Instruction: Track down the lines that contain "this" and copy them.

-------

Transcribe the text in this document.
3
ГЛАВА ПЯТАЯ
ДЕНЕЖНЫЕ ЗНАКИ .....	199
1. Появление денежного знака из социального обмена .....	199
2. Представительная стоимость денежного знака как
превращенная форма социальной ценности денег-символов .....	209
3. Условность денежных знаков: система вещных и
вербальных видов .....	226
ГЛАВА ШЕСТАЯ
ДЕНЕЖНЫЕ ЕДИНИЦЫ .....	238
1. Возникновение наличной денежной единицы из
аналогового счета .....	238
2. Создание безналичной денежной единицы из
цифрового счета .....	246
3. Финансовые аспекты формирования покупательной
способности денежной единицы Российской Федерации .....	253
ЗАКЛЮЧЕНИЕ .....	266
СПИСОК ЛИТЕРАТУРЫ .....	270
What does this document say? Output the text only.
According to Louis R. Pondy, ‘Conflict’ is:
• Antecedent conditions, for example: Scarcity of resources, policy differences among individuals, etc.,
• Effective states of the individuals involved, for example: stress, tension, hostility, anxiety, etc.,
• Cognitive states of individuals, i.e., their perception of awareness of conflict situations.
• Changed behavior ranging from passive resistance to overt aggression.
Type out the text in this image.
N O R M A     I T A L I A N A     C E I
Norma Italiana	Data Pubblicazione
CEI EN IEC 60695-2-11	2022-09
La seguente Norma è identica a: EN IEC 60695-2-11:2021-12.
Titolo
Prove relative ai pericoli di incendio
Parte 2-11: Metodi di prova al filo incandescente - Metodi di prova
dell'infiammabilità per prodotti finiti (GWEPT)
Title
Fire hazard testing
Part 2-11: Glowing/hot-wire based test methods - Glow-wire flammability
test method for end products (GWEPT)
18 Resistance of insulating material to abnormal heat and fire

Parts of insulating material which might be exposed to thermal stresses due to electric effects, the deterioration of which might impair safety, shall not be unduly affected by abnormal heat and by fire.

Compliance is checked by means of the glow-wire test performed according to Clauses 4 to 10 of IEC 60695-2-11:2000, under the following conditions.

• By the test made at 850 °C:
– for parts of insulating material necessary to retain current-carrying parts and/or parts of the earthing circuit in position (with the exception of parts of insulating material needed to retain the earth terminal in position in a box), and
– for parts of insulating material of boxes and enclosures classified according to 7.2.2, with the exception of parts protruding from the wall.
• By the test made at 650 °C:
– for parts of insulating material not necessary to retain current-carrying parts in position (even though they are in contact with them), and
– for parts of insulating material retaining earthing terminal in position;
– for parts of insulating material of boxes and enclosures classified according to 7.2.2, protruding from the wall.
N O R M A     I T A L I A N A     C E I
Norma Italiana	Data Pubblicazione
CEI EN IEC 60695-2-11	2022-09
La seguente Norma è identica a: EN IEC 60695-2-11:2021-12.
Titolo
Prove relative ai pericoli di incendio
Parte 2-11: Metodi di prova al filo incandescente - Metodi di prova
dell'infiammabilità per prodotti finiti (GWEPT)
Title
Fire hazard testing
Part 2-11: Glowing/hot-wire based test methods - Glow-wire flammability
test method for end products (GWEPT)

-------

Solution below:
Transcribe the text in this document.
What does this document say? Output the text only.
Type out the text in this image.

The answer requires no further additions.